Data records
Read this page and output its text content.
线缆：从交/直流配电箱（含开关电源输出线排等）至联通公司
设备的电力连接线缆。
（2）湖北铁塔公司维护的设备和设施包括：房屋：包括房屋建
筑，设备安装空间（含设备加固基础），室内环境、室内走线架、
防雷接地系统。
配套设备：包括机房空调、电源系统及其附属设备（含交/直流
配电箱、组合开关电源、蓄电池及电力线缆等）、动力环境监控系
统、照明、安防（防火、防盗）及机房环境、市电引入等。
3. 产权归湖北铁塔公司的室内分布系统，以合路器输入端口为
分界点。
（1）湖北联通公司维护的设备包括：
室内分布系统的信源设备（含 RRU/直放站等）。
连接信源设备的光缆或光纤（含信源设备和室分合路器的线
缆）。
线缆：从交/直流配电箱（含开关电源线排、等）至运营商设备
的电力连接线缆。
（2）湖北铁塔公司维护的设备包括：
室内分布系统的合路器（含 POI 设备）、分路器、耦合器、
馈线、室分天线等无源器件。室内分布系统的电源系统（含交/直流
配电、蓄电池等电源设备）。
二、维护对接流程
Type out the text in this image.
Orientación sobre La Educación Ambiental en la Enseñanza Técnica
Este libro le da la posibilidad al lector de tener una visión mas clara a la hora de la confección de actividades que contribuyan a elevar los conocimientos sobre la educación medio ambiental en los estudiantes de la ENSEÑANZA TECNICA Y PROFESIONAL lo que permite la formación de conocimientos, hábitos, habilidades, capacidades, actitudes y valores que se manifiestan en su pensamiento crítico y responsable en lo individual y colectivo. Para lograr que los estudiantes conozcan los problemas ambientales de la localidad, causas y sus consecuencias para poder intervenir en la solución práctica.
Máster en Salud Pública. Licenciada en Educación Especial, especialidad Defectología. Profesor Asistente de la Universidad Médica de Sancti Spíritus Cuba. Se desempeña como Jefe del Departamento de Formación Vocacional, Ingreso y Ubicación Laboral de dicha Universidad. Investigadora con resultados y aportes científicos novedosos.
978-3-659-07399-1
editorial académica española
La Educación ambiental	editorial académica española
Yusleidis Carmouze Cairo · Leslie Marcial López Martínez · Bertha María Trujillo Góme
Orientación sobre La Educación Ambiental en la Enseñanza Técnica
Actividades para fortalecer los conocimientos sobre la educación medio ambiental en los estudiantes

PROBLEM DESCRIPTION:
Work out how many lines of the data hold the string "medio". Reply with that number alone.

WRITTEN RESPONSE:
2